──────── Data to process

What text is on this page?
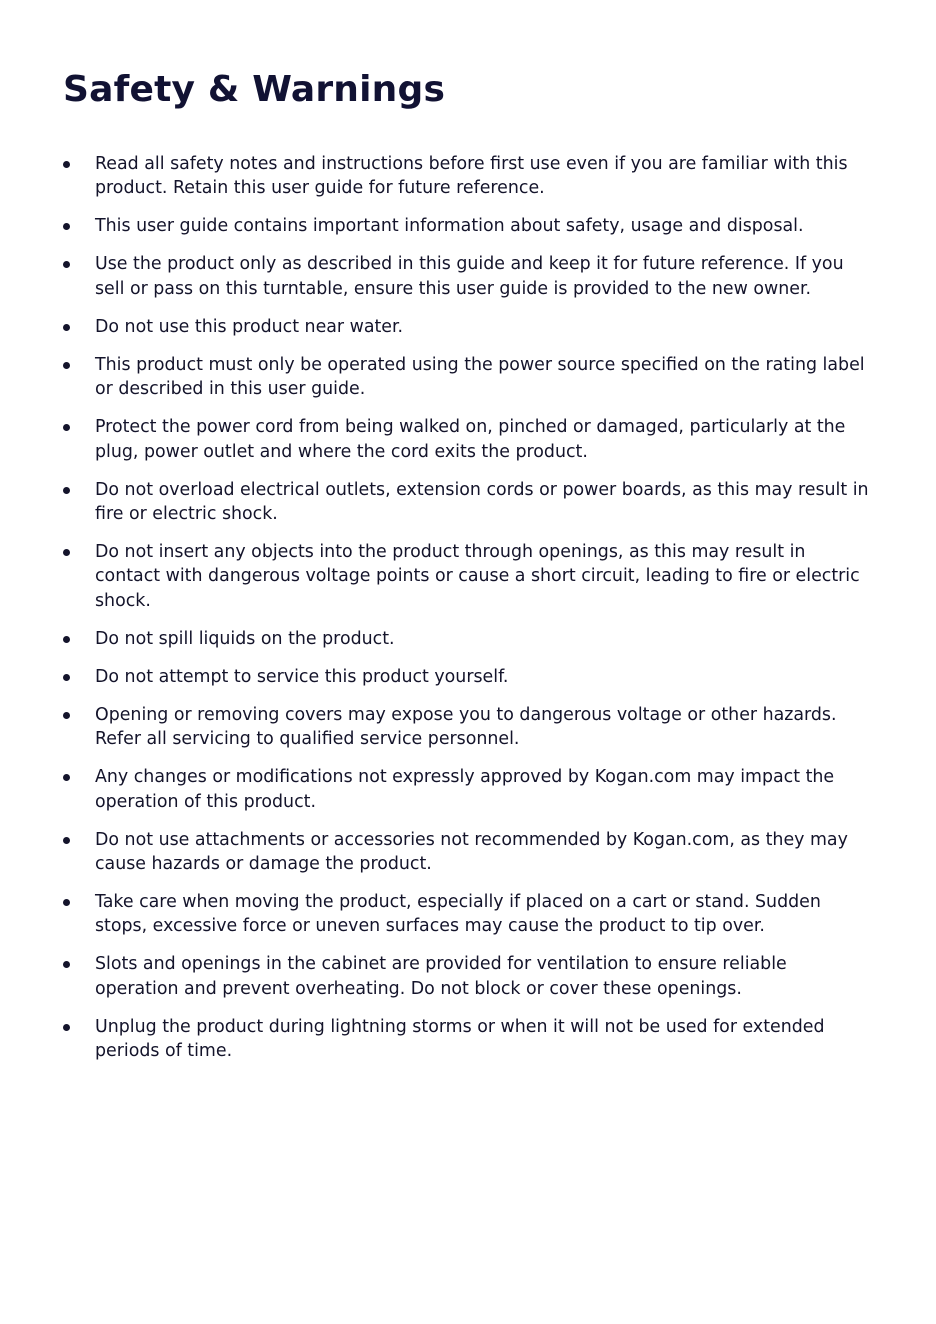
Safety & Warnings
Read all safety notes and instructions before first use even if you are familiar with this product. Retain this user guide for future reference.
This user guide contains important information about safety, usage and disposal.
Use the product only as described in this guide and keep it for future reference. If you sell or pass on this turntable, ensure this user guide is provided to the new owner.
Do not use this product near water.
This product must only be operated using the power source specified on the rating label or described in this user guide.
Protect the power cord from being walked on, pinched or damaged, particularly at the plug, power outlet and where the cord exits the product.
Do not overload electrical outlets, extension cords or power boards, as this may result in fire or electric shock.
Do not insert any objects into the product through openings, as this may result in contact with dangerous voltage points or cause a short circuit, leading to fire or electric shock.
Do not spill liquids on the product.
Do not attempt to service this product yourself.
Opening or removing covers may expose you to dangerous voltage or other hazards. Refer all servicing to qualified service personnel.
Any changes or modifications not expressly approved by Kogan.com may impact the operation of this product.
Do not use attachments or accessories not recommended by Kogan.com, as they may cause hazards or damage the product.
Take care when moving the product, especially if placed on a cart or stand. Sudden stops, excessive force or uneven surfaces may cause the product to tip over.
Slots and openings in the cabinet are provided for ventilation to ensure reliable operation and prevent overheating. Do not block or cover these openings.
Unplug the product during lightning storms or when it will not be used for extended periods of time.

────────────────

#### Aim:
Quote the data exactly, leaving every image out of the copy.

#### Answer in full:
What text is on this page?
Safety & Warnings
Read all safety notes and instructions before first use even if you are familiar with this product. Retain this user guide for future reference.
This user guide contains important information about safety, usage and disposal.
Use the product only as described in this guide and keep it for future reference. If you sell or pass on this turntable, ensure this user guide is provided to the new owner.
Do not use this product near water.
This product must only be operated using the power source specified on the rating label or described in this user guide.
Protect the power cord from being walked on, pinched or damaged, particularly at the plug, power outlet and where the cord exits the product.
Do not overload electrical outlets, extension cords or power boards, as this may result in fire or electric shock.
Do not insert any objects into the product through openings, as this may result in contact with dangerous voltage points or cause a short circuit, leading to fire or electric shock.
Do not spill liquids on the product.
Do not attempt to service this product yourself.
Opening or removing covers may expose you to dangerous voltage or other hazards. Refer all servicing to qualified service personnel.
Any changes or modifications not expressly approved by Kogan.com may impact the operation of this product.
Do not use attachments or accessories not recommended by Kogan.com, as they may cause hazards or damage the product.
Take care when moving the product, especially if placed on a cart or stand. Sudden stops, excessive force or uneven surfaces may cause the product to tip over.
Slots and openings in the cabinet are provided for ventilation to ensure reliable operation and prevent overheating. Do not block or cover these openings.
Unplug the product during lightning storms or when it will not be used for extended periods of time.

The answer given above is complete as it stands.